>> Begin INPUT MATERIAL

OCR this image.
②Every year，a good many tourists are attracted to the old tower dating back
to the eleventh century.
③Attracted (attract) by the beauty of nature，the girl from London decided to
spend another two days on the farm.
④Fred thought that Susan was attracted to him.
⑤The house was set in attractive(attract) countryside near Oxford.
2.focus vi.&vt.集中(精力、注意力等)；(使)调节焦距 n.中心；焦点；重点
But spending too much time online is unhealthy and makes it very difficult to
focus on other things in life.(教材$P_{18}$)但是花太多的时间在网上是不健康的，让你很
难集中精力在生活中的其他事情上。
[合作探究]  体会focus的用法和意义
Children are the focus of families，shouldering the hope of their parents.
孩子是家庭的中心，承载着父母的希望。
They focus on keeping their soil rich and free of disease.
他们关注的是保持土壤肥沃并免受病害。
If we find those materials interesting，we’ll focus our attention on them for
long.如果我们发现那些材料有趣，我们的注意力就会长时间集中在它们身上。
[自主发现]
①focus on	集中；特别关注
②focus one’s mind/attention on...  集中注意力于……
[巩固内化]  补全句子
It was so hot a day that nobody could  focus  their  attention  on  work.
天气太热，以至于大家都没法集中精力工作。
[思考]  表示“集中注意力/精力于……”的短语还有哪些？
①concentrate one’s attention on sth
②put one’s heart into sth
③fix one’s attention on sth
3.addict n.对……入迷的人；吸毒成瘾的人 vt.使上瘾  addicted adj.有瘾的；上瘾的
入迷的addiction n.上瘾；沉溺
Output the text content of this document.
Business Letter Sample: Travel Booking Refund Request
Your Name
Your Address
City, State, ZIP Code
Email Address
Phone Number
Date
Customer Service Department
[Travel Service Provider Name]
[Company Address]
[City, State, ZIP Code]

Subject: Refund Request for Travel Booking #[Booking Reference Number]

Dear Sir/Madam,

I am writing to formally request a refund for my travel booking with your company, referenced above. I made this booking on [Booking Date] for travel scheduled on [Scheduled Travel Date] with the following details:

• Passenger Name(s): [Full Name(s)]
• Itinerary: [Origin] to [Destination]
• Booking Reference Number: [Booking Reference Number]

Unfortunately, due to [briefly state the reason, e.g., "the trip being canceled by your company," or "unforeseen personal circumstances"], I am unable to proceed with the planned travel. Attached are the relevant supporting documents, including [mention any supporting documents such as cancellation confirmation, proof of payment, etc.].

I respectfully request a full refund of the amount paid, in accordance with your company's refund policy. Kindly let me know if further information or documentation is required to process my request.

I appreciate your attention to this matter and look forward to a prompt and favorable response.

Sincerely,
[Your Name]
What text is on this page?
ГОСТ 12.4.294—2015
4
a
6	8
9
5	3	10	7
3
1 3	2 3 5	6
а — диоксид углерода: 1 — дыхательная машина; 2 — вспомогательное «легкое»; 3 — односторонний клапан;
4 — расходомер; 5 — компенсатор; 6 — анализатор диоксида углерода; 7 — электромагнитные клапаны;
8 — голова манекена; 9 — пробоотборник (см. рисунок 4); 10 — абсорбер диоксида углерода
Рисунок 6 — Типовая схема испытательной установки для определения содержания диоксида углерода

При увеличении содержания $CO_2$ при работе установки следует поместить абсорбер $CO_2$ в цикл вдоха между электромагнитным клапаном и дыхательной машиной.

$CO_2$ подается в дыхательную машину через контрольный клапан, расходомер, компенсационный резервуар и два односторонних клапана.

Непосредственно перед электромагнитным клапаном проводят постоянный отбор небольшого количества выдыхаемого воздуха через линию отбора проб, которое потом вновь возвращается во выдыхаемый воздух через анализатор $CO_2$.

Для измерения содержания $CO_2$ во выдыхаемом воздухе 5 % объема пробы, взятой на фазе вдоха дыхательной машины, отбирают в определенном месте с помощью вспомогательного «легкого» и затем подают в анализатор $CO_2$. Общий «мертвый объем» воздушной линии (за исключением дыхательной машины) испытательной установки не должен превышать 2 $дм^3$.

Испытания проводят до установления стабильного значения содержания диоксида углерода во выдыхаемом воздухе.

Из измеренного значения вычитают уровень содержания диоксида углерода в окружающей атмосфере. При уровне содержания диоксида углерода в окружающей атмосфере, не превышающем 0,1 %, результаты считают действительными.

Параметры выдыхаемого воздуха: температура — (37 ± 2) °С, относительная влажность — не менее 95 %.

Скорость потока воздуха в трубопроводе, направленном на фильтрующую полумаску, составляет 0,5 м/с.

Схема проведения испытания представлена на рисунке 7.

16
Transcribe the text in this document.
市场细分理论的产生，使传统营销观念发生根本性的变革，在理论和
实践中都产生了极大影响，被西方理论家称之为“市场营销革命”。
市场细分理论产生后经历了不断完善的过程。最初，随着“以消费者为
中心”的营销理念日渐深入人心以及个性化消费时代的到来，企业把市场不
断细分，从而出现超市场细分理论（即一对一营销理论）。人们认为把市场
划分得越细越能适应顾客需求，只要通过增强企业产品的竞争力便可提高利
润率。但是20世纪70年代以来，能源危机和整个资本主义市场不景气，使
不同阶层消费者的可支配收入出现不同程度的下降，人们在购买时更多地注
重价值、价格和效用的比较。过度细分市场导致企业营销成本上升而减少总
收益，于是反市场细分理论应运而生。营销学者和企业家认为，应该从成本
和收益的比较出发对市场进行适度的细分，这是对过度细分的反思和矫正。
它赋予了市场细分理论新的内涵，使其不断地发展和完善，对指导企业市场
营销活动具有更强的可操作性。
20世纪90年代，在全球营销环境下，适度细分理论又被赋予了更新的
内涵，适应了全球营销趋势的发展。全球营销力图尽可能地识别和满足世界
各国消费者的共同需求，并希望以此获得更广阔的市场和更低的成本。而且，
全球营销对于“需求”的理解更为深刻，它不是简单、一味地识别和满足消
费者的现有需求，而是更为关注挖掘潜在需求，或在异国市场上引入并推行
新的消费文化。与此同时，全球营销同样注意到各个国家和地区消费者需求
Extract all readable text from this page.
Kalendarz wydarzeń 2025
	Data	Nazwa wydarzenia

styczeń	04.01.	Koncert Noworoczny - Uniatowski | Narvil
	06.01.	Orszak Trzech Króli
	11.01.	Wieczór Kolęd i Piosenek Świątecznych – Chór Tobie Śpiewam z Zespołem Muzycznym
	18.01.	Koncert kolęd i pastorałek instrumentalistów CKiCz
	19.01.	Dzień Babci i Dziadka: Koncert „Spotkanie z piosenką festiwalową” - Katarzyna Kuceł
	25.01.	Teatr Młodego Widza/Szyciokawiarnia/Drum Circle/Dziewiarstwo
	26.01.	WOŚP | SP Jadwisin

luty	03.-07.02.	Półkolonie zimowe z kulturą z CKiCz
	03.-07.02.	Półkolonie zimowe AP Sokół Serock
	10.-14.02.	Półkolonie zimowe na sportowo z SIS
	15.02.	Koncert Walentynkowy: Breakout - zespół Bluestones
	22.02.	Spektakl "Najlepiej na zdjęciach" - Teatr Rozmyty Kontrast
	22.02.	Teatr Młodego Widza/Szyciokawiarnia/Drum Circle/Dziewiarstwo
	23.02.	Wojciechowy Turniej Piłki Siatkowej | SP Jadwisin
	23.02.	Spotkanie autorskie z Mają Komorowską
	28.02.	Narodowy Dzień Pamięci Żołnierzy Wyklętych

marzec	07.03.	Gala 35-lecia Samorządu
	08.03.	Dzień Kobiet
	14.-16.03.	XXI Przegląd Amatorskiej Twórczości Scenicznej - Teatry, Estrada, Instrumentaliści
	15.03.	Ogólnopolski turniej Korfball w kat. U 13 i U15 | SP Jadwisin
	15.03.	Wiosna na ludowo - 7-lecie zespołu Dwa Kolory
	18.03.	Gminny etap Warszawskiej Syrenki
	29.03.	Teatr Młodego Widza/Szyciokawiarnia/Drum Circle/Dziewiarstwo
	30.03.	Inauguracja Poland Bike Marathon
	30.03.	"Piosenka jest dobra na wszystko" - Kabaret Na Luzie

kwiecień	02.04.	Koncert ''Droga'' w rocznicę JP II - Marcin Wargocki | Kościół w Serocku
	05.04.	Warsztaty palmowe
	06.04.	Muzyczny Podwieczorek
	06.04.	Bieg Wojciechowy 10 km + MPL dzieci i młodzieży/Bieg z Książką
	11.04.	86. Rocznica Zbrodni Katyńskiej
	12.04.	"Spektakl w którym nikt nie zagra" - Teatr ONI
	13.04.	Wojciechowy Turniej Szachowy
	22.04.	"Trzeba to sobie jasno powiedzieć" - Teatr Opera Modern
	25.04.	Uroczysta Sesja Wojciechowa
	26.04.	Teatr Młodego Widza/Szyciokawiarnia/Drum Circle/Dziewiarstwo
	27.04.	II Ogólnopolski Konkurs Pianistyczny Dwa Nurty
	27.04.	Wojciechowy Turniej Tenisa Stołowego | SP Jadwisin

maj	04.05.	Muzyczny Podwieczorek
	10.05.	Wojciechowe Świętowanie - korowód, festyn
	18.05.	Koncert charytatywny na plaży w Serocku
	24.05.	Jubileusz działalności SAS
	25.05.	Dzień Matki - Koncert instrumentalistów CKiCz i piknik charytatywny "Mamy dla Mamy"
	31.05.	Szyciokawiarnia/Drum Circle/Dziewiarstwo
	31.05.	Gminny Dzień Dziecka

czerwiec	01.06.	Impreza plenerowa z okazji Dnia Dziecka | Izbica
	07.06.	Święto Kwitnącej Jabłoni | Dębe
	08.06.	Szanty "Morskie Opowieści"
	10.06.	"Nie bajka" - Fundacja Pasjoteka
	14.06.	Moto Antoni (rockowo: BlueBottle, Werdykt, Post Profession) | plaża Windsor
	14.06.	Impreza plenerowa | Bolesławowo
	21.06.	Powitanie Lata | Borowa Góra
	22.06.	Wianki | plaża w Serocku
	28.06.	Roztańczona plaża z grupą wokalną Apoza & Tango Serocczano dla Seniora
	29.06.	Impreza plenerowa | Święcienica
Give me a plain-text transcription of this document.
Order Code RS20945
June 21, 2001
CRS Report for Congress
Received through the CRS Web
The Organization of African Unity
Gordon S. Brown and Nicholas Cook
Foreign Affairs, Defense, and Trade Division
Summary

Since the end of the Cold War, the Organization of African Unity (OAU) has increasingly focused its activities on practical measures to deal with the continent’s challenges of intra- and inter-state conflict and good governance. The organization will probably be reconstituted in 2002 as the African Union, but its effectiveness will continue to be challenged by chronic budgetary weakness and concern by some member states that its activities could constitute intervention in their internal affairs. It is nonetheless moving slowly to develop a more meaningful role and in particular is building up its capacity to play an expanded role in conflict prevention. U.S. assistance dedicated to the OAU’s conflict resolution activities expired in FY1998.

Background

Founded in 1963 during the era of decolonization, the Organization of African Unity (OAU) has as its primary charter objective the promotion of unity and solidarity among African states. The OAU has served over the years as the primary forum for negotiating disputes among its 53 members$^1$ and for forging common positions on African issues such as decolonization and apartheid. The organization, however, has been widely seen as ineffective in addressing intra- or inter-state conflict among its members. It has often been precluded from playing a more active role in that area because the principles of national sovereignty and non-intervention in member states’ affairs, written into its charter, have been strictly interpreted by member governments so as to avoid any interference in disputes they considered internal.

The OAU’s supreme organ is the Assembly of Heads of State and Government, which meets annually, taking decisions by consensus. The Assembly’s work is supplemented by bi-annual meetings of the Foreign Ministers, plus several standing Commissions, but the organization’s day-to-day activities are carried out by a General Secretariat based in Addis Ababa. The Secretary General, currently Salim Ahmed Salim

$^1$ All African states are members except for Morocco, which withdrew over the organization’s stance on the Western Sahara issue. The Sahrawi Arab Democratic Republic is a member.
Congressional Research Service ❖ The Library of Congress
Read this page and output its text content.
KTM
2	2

>> End INPUT MATERIAL

• [WHAT NEEDS TO BE DONE]: In the records above, how many lines contain the word "page"? Give the number alone.

• [THE REPLY]: 3